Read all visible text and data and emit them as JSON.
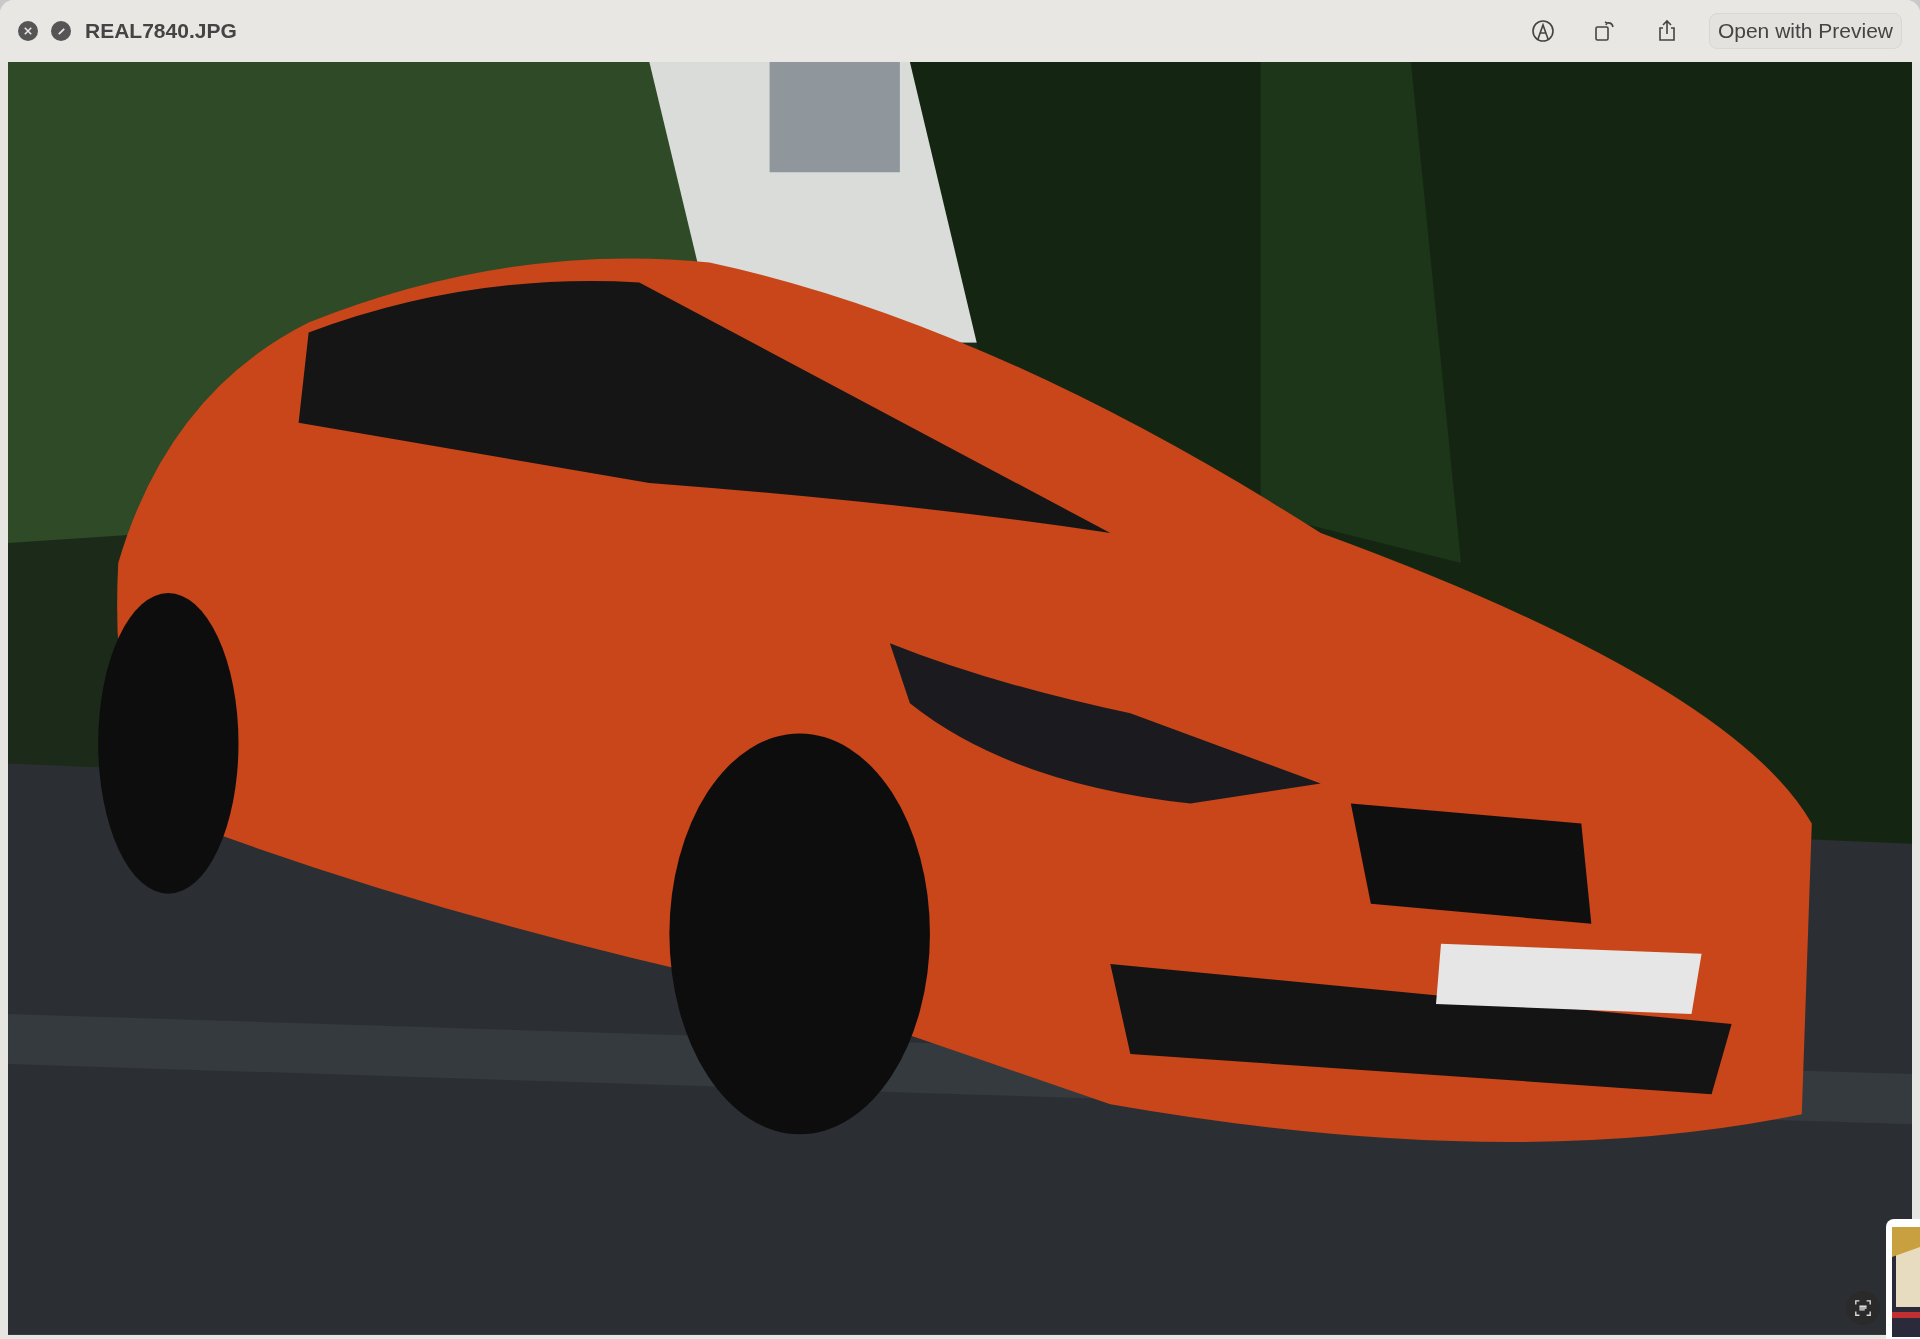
{
  "window": {
    "title": "REAL7840.JPG"
  },
  "toolbar": {
    "open_button": "Open with Preview"
  }
}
-*-*-
Work to be completed
Write the material out again exactly as it appears, dropping the pictures.

Solution for this problem
Read all visible text and data and emit them as JSON.
{
  "window": {
    "title": "REAL7840.JPG"
  },
  "toolbar": {
    "open_button": "Open with Preview"
  }
}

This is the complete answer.